Stored entries:
= = = =
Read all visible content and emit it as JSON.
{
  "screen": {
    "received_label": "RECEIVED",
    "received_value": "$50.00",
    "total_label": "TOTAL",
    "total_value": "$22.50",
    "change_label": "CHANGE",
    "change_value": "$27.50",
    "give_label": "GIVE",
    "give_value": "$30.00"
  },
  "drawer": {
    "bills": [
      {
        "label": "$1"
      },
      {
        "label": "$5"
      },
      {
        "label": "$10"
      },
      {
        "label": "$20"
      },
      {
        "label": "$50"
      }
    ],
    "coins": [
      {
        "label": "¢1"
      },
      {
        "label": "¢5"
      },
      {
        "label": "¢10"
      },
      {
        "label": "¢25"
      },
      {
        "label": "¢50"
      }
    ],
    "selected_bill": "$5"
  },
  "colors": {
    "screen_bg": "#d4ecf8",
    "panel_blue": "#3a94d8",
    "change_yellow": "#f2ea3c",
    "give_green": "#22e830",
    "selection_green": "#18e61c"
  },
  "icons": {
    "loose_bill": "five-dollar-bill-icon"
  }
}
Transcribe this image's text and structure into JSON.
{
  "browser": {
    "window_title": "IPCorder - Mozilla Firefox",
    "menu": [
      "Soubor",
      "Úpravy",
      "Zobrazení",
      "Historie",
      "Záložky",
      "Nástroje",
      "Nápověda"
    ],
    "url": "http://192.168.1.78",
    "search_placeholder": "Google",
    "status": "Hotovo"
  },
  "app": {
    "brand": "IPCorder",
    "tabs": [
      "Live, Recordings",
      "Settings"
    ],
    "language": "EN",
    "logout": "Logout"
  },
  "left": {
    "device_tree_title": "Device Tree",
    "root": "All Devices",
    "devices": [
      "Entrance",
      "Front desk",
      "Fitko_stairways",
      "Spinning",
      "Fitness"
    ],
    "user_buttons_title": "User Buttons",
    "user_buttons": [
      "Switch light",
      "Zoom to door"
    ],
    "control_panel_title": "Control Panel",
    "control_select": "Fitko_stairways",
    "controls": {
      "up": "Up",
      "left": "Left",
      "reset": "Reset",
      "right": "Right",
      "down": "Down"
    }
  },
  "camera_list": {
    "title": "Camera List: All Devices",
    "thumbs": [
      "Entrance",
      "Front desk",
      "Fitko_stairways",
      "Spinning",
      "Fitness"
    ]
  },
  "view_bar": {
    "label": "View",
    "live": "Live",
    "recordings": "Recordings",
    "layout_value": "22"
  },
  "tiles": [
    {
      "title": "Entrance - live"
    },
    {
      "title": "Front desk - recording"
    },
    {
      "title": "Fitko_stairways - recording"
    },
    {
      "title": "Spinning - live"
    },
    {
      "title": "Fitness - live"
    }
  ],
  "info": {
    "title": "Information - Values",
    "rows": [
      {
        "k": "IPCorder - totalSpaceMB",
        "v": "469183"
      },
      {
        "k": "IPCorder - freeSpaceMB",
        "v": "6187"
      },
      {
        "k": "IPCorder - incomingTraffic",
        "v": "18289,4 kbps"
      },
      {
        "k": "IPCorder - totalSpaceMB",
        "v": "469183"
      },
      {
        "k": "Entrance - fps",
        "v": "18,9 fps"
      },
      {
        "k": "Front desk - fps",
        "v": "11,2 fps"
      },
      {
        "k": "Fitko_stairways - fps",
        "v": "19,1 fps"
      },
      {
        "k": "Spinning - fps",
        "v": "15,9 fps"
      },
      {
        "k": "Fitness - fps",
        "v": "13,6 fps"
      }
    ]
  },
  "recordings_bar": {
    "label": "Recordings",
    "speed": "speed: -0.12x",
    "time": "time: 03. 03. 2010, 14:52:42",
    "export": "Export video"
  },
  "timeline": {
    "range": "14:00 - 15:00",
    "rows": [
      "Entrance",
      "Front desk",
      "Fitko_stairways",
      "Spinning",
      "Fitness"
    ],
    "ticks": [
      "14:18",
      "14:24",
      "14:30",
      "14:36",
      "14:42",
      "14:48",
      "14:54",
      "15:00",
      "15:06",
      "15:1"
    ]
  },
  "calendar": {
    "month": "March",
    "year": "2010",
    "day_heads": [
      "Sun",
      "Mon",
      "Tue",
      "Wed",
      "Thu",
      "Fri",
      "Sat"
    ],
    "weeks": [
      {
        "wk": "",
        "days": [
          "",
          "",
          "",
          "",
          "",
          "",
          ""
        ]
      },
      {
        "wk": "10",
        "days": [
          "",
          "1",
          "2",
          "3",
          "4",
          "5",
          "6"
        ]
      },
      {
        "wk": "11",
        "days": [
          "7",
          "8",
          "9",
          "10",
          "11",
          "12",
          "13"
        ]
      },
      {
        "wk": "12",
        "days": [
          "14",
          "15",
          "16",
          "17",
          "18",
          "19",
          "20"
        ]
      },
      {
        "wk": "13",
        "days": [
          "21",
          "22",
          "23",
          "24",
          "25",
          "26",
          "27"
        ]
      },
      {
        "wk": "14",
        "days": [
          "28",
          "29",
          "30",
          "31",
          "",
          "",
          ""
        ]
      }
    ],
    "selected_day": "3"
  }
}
= = = =
Given task:
Copy out the data shown above without altering anything.

Solution for this exercise:
Read all visible content and emit it as JSON.
{
  "screen": {
    "received_label": "RECEIVED",
    "received_value": "$50.00",
    "total_label": "TOTAL",
    "total_value": "$22.50",
    "change_label": "CHANGE",
    "change_value": "$27.50",
    "give_label": "GIVE",
    "give_value": "$30.00"
  },
  "drawer": {
    "bills": [
      {
        "label": "$1"
      },
      {
        "label": "$5"
      },
      {
        "label": "$10"
      },
      {
        "label": "$20"
      },
      {
        "label": "$50"
      }
    ],
    "coins": [
      {
        "label": "¢1"
      },
      {
        "label": "¢5"
      },
      {
        "label": "¢10"
      },
      {
        "label": "¢25"
      },
      {
        "label": "¢50"
      }
    ],
    "selected_bill": "$5"
  },
  "colors": {
    "screen_bg": "#d4ecf8",
    "panel_blue": "#3a94d8",
    "change_yellow": "#f2ea3c",
    "give_green": "#22e830",
    "selection_green": "#18e61c"
  },
  "icons": {
    "loose_bill": "five-dollar-bill-icon"
  }
}
Transcribe this image's text and structure into JSON.
{
  "browser": {
    "window_title": "IPCorder - Mozilla Firefox",
    "menu": [
      "Soubor",
      "Úpravy",
      "Zobrazení",
      "Historie",
      "Záložky",
      "Nástroje",
      "Nápověda"
    ],
    "url": "http://192.168.1.78",
    "search_placeholder": "Google",
    "status": "Hotovo"
  },
  "app": {
    "brand": "IPCorder",
    "tabs": [
      "Live, Recordings",
      "Settings"
    ],
    "language": "EN",
    "logout": "Logout"
  },
  "left": {
    "device_tree_title": "Device Tree",
    "root": "All Devices",
    "devices": [
      "Entrance",
      "Front desk",
      "Fitko_stairways",
      "Spinning",
      "Fitness"
    ],
    "user_buttons_title": "User Buttons",
    "user_buttons": [
      "Switch light",
      "Zoom to door"
    ],
    "control_panel_title": "Control Panel",
    "control_select": "Fitko_stairways",
    "controls": {
      "up": "Up",
      "left": "Left",
      "reset": "Reset",
      "right": "Right",
      "down": "Down"
    }
  },
  "camera_list": {
    "title": "Camera List: All Devices",
    "thumbs": [
      "Entrance",
      "Front desk",
      "Fitko_stairways",
      "Spinning",
      "Fitness"
    ]
  },
  "view_bar": {
    "label": "View",
    "live": "Live",
    "recordings": "Recordings",
    "layout_value": "22"
  },
  "tiles": [
    {
      "title": "Entrance - live"
    },
    {
      "title": "Front desk - recording"
    },
    {
      "title": "Fitko_stairways - recording"
    },
    {
      "title": "Spinning - live"
    },
    {
      "title": "Fitness - live"
    }
  ],
  "info": {
    "title": "Information - Values",
    "rows": [
      {
        "k": "IPCorder - totalSpaceMB",
        "v": "469183"
      },
      {
        "k": "IPCorder - freeSpaceMB",
        "v": "6187"
      },
      {
        "k": "IPCorder - incomingTraffic",
        "v": "18289,4 kbps"
      },
      {
        "k": "IPCorder - totalSpaceMB",
        "v": "469183"
      },
      {
        "k": "Entrance - fps",
        "v": "18,9 fps"
      },
      {
        "k": "Front desk - fps",
        "v": "11,2 fps"
      },
      {
        "k": "Fitko_stairways - fps",
        "v": "19,1 fps"
      },
      {
        "k": "Spinning - fps",
        "v": "15,9 fps"
      },
      {
        "k": "Fitness - fps",
        "v": "13,6 fps"
      }
    ]
  },
  "recordings_bar": {
    "label": "Recordings",
    "speed": "speed: -0.12x",
    "time": "time: 03. 03. 2010, 14:52:42",
    "export": "Export video"
  },
  "timeline": {
    "range": "14:00 - 15:00",
    "rows": [
      "Entrance",
      "Front desk",
      "Fitko_stairways",
      "Spinning",
      "Fitness"
    ],
    "ticks": [
      "14:18",
      "14:24",
      "14:30",
      "14:36",
      "14:42",
      "14:48",
      "14:54",
      "15:00",
      "15:06",
      "15:1"
    ]
  },
  "calendar": {
    "month": "March",
    "year": "2010",
    "day_heads": [
      "Sun",
      "Mon",
      "Tue",
      "Wed",
      "Thu",
      "Fri",
      "Sat"
    ],
    "weeks": [
      {
        "wk": "",
        "days": [
          "",
          "",
          "",
          "",
          "",
          "",
          ""
        ]
      },
      {
        "wk": "10",
        "days": [
          "",
          "1",
          "2",
          "3",
          "4",
          "5",
          "6"
        ]
      },
      {
        "wk": "11",
        "days": [
          "7",
          "8",
          "9",
          "10",
          "11",
          "12",
          "13"
        ]
      },
      {
        "wk": "12",
        "days": [
          "14",
          "15",
          "16",
          "17",
          "18",
          "19",
          "20"
        ]
      },
      {
        "wk": "13",
        "days": [
          "21",
          "22",
          "23",
          "24",
          "25",
          "26",
          "27"
        ]
      },
      {
        "wk": "14",
        "days": [
          "28",
          "29",
          "30",
          "31",
          "",
          "",
          ""
        ]
      }
    ],
    "selected_day": "3"
  }
}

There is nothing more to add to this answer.